DIRECTIONS = The exercise asks you to copy every line below in which "días" appears.
-*-*-
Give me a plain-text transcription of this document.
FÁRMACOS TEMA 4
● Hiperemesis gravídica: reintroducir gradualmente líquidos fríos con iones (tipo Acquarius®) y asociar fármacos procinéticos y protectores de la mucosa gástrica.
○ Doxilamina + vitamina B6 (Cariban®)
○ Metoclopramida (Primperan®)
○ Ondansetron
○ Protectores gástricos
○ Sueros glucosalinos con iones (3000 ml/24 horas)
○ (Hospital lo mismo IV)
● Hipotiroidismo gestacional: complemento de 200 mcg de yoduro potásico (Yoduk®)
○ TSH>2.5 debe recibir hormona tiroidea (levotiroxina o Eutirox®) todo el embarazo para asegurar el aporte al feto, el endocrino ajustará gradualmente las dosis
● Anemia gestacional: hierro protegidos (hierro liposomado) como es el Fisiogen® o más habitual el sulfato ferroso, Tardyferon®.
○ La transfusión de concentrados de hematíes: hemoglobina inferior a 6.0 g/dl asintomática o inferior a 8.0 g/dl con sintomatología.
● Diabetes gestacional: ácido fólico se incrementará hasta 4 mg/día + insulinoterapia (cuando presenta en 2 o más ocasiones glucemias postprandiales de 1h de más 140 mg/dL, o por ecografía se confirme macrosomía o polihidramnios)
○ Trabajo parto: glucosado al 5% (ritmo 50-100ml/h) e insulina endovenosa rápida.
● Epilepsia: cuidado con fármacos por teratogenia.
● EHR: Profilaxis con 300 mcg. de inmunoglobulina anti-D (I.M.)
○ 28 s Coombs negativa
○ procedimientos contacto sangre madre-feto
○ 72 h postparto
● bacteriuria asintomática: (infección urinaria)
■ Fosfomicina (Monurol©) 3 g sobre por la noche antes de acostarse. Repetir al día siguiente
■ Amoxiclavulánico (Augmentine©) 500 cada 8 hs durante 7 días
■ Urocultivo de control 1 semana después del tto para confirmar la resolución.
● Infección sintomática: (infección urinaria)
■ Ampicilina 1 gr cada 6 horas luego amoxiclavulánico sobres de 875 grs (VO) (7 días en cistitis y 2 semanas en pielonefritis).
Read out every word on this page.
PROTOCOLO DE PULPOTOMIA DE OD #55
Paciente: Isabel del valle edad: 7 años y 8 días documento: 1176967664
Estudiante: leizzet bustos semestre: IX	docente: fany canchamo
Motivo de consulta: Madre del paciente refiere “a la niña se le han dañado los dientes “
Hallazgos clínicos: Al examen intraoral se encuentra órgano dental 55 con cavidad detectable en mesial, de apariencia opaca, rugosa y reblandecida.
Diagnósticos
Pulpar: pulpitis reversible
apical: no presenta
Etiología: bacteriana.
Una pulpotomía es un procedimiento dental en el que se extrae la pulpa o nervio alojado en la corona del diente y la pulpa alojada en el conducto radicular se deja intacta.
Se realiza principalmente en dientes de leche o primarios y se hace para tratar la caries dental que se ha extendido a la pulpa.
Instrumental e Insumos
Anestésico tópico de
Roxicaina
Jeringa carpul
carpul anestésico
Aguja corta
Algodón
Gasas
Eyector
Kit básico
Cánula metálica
-*-*-
EXERCISE RESPONSE =
■ Amoxiclavulánico (Augmentine©) 500 cada 8 hs durante 7 días
■ Ampicilina 1 gr cada 6 horas luego amoxiclavulánico sobres de 875 grs (VO) (7 días en cistitis y 2 semanas en pielonefritis).
Paciente: Isabel del valle edad: 7 años y 8 días documento: 1176967664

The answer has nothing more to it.